→ **Raw records**:
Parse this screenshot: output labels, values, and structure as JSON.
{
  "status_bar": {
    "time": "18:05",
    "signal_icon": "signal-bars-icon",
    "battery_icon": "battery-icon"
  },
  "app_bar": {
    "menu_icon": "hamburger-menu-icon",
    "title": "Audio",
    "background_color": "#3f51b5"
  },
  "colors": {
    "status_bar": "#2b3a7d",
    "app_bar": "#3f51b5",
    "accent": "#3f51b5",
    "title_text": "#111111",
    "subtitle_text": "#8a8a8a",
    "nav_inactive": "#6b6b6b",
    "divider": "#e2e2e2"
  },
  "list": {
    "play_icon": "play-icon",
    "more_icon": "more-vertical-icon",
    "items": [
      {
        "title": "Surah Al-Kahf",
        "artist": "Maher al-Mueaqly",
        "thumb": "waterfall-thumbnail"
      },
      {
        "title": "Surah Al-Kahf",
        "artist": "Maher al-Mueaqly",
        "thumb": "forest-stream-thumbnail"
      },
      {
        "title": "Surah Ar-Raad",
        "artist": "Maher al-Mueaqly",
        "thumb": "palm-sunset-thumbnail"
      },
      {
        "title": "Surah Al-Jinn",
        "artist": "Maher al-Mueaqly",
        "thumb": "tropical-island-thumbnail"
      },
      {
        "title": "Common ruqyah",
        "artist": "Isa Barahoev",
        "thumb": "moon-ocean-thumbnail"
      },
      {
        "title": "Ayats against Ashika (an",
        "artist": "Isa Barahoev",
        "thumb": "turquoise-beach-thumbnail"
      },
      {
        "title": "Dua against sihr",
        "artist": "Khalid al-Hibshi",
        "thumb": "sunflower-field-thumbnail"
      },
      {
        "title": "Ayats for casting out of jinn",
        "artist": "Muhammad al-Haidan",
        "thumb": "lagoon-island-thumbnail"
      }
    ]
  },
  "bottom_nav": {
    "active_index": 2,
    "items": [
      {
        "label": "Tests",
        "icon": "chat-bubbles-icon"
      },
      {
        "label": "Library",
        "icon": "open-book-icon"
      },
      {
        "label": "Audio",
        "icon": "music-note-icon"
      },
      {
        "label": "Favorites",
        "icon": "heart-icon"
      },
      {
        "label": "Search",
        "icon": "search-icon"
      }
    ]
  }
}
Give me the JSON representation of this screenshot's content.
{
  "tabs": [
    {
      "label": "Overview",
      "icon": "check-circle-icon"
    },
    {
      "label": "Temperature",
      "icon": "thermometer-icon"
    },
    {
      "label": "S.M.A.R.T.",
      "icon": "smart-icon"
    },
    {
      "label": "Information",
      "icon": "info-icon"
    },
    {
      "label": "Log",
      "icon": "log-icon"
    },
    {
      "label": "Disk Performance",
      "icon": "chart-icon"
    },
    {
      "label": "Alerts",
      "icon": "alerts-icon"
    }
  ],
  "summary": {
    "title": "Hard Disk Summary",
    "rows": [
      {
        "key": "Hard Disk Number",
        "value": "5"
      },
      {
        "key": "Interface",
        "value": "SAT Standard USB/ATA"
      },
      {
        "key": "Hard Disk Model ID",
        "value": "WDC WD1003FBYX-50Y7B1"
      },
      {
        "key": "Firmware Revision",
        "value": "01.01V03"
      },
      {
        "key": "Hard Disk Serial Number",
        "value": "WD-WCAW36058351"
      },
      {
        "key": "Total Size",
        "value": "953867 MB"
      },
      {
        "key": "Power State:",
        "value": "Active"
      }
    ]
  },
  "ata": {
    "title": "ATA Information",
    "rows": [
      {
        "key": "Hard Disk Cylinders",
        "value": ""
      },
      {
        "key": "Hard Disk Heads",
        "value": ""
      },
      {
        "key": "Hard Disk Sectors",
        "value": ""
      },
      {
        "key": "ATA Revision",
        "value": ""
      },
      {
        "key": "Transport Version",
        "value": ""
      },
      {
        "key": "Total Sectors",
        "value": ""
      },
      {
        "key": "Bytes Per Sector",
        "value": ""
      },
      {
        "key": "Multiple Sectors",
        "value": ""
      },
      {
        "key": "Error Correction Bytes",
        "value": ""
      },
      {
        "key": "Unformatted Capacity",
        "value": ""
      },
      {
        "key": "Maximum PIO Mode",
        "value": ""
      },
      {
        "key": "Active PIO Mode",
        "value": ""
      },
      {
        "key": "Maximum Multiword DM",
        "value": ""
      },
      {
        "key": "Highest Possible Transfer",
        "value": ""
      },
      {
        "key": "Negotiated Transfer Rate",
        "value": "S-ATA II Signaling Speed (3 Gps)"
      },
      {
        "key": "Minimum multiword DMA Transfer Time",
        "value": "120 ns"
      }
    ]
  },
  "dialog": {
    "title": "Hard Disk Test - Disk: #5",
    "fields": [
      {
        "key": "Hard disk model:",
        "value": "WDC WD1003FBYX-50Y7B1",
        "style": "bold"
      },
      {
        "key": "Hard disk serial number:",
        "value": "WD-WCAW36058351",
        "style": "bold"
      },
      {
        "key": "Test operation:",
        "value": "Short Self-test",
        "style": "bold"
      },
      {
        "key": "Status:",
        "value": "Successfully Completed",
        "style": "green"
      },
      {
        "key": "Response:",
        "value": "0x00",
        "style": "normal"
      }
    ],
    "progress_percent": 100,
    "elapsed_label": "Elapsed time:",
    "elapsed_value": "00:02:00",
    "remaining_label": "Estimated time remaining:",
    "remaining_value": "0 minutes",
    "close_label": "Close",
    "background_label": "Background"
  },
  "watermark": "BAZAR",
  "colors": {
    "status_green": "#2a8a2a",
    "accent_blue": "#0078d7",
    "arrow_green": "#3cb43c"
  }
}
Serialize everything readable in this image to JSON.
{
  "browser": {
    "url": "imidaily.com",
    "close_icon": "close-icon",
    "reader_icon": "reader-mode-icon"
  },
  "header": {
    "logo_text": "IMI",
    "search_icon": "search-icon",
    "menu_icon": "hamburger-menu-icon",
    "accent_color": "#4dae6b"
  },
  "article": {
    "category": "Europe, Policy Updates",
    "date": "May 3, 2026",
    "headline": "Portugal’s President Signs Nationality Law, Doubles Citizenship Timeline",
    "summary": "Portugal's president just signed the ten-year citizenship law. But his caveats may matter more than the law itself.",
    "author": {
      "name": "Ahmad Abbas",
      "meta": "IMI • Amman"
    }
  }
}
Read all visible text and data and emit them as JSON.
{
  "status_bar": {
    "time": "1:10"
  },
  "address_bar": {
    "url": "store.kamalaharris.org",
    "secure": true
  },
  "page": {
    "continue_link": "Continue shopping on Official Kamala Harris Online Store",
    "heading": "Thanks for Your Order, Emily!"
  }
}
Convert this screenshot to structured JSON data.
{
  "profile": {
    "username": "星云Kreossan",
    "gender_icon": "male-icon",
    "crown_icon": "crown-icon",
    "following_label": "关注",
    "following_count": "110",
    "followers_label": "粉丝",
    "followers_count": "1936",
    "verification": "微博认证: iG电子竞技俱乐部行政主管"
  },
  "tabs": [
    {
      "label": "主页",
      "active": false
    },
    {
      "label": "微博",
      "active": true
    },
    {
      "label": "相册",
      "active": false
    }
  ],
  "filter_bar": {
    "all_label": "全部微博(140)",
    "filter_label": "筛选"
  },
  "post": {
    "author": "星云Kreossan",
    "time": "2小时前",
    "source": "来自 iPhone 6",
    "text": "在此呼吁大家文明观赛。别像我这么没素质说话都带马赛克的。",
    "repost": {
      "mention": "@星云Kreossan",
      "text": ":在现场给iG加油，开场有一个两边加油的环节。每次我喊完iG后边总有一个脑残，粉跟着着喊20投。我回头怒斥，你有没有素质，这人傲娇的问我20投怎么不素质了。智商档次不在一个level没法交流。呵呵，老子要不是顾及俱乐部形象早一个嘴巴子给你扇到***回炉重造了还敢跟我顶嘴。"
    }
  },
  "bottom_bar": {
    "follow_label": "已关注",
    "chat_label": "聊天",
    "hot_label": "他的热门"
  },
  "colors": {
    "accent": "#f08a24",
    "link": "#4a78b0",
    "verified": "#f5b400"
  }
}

→ **Aim**:
Give back exactly the lines that run from the line with "Read all visible" through the close of the material, counting both ends, and nothing more.

→ **The reply**:
Read all visible text and data and emit them as JSON.
{
  "status_bar": {
    "time": "1:10"
  },
  "address_bar": {
    "url": "store.kamalaharris.org",
    "secure": true
  },
  "page": {
    "continue_link": "Continue shopping on Official Kamala Harris Online Store",
    "heading": "Thanks for Your Order, Emily!"
  }
}
Convert this screenshot to structured JSON data.
{
  "profile": {
    "username": "星云Kreossan",
    "gender_icon": "male-icon",
    "crown_icon": "crown-icon",
    "following_label": "关注",
    "following_count": "110",
    "followers_label": "粉丝",
    "followers_count": "1936",
    "verification": "微博认证: iG电子竞技俱乐部行政主管"
  },
  "tabs": [
    {
      "label": "主页",
      "active": false
    },
    {
      "label": "微博",
      "active": true
    },
    {
      "label": "相册",
      "active": false
    }
  ],
  "filter_bar": {
    "all_label": "全部微博(140)",
    "filter_label": "筛选"
  },
  "post": {
    "author": "星云Kreossan",
    "time": "2小时前",
    "source": "来自 iPhone 6",
    "text": "在此呼吁大家文明观赛。别像我这么没素质说话都带马赛克的。",
    "repost": {
      "mention": "@星云Kreossan",
      "text": ":在现场给iG加油，开场有一个两边加油的环节。每次我喊完iG后边总有一个脑残，粉跟着着喊20投。我回头怒斥，你有没有素质，这人傲娇的问我20投怎么不素质了。智商档次不在一个level没法交流。呵呵，老子要不是顾及俱乐部形象早一个嘴巴子给你扇到***回炉重造了还敢跟我顶嘴。"
    }
  },
  "bottom_bar": {
    "follow_label": "已关注",
    "chat_label": "聊天",
    "hot_label": "他的热门"
  },
  "colors": {
    "accent": "#f08a24",
    "link": "#4a78b0",
    "verified": "#f5b400"
  }
}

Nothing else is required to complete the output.